Prompt 1> Reproduce the portion of the interferon therapy text between "In the only" and "improved viral clearance.", inclusive.
Prompt 2> According to the interferon therapy text, how many patients took part in the only randomized controlled trial conducted to date?
Prompt 3> Write a continuation of the interferon therapy text, picking up after its final sentence.

══ Text under study

SVR according standard or induction doses regimens of IFN.

(0.13MB).
Figure 4..

SVR with PEG-IFN for 12 or 24 weeks.

(0.18MB).

SVR rates increased with higher weekly doses of IFN. The remarkable study of Jaeckel, et al.,23 using an induction regimen of IFN (5 MU/day for 4 weeks, followed by 5 MU three times weekly for another 20 weeks) attained SVR in 43/44 (98%) patients. Shorter treatment durations and high-dose IFN was evaluated by others studies. In two of them, SVR was reported in 21/28(75%) patients receiving 5 MU/day for 8 weeks29 and in 20/ 24(83%) patients treated with 10 MU/day until normalization of ALT levels.30 In a separate study, Nomura et al suggest that a shorter course of daily human lymphoblastoid IFN for 4 weeks could be highly efficacious, with 87% of SVR10 (Figure 3).

In AHC patients treated with pegylated interfe-ron (PEG-IFN), different strategies have been explored to optimize the SVR (Figure 4). The earlier studies with PEG-IFN also used 24 weeks of treatment: in a large multicenter German study using PEG-IFN alfa-2b conducted by Wiegand et al, 89 patients were treated after a median time from symptoms to therapy of 27 days with the standard dosage of 1.5 μg/kg/wk and demonstrated a SVR of 71%;7 a smaller Swiss study reveal a scarcely SVR of 57% in a group of 14 patients that started treatment between 1 and 50 weeks after the diagnosis.31 Both studies demonstrated poor adherence with high rates of dropout among intravenous drug users. In contrast, another 24 weeks treatment with PEG-IFN alfa-2b (1.5 μg/kg/ wk) by Santantonio et al observe a SVR in 15/ 16(94%) patients that initiate treatment 12 weeks after the diagnosis.24

Regarding treatment duration, more recent trials have evaluated the efficacy of a short, 12-week course of PEG-IFN.32,33,34 Two Italian studies(32,33) use PEG-IFN alfa-2b (1.0-1.6 μg/kg/ wk) within a median time of 13.5-31 days after diagnosis. SVR was attained in 72-74% of patients, and higher rates of SVR (83-92%) were attained by patients receiving higher dosages (> 1.33 and > 1.2 μg/kg/wk).

In the only randomized controlled trial34 conducted to date, one study compared different durations of therapy in 102 patients with AHC who still had detectable HCV RNA after 8-12 weeks of observation; the patients were randomly assigned to receive PEG-IFN alfa-2b (1.5μg/kg/wk) for 8,12 or 24 weeks. Overall SVR rates were 68%, 82% and 91%, respectively. Treatment for 8 or 12 weeks was effective in genotypes 2, 3, and 4, whereas genotype 1 required 24 weeks of therapy. Multivariate analysis showed that the presence of symptoms, genotype non-1, and rapid virologic response at week 4 were associated with improved viral clearance.

════
══ Study material

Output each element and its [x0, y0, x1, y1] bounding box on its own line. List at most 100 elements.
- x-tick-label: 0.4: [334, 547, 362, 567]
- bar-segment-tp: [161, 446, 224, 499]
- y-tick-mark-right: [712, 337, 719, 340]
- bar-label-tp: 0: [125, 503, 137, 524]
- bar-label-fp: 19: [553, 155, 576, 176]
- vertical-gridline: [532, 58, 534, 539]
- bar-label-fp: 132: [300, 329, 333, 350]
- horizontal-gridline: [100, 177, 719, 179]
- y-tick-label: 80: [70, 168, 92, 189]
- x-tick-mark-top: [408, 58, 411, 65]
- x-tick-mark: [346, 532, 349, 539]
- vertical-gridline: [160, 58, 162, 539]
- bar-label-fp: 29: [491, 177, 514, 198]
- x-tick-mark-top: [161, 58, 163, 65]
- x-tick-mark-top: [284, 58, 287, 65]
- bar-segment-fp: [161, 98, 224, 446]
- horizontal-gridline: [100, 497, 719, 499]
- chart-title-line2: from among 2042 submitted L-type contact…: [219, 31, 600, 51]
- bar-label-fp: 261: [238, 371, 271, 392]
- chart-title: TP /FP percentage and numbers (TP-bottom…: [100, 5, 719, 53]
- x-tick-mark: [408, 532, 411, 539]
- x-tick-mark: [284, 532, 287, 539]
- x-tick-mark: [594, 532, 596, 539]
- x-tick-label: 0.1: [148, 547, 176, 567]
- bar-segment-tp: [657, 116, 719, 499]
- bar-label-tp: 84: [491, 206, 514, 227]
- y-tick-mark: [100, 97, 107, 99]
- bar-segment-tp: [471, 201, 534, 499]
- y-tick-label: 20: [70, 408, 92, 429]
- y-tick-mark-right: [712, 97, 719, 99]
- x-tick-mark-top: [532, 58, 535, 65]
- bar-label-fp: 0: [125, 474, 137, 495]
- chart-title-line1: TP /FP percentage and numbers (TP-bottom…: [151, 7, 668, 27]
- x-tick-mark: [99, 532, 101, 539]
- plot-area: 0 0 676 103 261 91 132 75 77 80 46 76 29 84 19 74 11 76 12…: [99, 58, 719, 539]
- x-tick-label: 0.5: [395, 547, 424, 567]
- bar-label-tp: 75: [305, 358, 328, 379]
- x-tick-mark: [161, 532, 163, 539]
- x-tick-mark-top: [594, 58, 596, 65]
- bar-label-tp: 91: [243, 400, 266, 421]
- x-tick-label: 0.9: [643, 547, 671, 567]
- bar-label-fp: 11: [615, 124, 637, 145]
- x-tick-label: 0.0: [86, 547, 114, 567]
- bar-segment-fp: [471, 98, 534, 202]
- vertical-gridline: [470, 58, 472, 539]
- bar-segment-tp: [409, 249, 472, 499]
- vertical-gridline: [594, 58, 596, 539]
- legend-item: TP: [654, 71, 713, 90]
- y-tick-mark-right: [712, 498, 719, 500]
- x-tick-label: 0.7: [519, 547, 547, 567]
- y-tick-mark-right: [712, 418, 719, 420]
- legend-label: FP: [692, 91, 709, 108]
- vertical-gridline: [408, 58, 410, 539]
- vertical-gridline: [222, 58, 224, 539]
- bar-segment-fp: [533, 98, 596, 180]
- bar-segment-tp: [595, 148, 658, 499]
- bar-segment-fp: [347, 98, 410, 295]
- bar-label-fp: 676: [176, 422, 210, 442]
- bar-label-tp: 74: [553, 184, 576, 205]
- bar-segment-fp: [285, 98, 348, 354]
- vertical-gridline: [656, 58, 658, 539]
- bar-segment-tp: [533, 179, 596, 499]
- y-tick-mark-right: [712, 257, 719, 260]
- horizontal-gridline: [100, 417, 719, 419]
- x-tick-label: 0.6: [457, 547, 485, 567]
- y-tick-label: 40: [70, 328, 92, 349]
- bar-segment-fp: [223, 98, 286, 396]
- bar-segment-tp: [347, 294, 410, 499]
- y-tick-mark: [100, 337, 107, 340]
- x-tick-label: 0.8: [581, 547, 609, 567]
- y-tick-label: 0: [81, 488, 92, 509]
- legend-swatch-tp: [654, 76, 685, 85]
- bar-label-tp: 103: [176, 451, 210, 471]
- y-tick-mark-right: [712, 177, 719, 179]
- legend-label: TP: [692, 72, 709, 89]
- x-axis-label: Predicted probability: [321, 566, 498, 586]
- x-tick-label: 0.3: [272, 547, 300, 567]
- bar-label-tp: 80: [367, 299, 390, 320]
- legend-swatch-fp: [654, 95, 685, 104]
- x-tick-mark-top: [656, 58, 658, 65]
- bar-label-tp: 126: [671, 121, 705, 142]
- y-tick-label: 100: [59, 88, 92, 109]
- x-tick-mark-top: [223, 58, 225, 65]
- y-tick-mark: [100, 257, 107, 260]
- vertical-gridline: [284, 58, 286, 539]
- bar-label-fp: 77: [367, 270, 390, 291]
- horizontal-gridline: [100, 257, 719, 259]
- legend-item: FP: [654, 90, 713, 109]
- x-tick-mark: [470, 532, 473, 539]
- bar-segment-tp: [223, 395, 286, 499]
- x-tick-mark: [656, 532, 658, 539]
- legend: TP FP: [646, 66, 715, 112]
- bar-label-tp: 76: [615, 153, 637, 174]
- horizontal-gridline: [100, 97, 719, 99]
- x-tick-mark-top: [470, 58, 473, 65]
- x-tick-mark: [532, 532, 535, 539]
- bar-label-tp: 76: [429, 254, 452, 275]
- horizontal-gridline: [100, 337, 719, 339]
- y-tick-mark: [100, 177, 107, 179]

════

Task answer 1>
In the only randomized controlled trial34 conducted to date, one study compared different durations of therapy in 102 patients with AHC who still had detectable HCV RNA after 8-12 weeks of observation; the patients were randomly assigned to receive PEG-IFN alfa-2b (1.5μg/kg/wk) for 8,12 or 24 weeks. Overall SVR rates were 68%, 82% and 91%, respectively. Treatment for 8 or 12 weeks was effective in genotypes 2, 3, and 4, whereas genotype 1 required 24 weeks of therapy. Multivariate analysis showed that the presence of symptoms, genotype non-1, and rapid virologic response at week 4 were associated with improved viral clearance.

Task answer 2> 102 patients.

Task answer 3>
Combination with ribavirin (RBV)

The combination of interferons with RBV has not been tested extensively. The few studies that used RBV associated with IFN6,35 or PEG-IFN6,11 found it to be well tolerated, but responses rates were nor significantly higher than with monotherapy.

Treatment of Human Immunodeficiency Virus (HIV) co-infected patients

HIV-infected patients exposed to HCV are less likely to clear the acute infection. Just only 4% and 5% of spontaneous resolution were observed in two more recent series of 25 and 55 co-infected pa-tients.36,37 There have been few small single center trials of AHC in HIV patients receiving IFN or PEG-IFN, with or without RBV; SVR rates were variable and in general lower than that seen in the HCV mono-infected patients: 0% -71%.36,38,39,40 A more re-cent Australian trial with 22 patients treated with PEG-IFN alfa-2a and RBV for 24 weeks showed a SVR of 80%.41

Conclusions

The identification of acute HCV infection represents a unique window of opportunity for achieving high rates of viral clearance. Treatment of AHC with different interferons offers the opportunity of SVR in excess of 90%. A waiting period for observation of 12 weeks is recommended for patients with symptomatic hepatitis to allow for spontaneous viral clearance that can occur at high rates in this subgroup. Asymptomatic and HIV patients may be treated immediately as they are less likely to undergo spontaneous clearance. Treatment durations could vary from 12 to 24 weeks, but recent data on 12 weeks of treatment are encouraging, especially in those who achieve RVR. The role of RBV has yet to be established.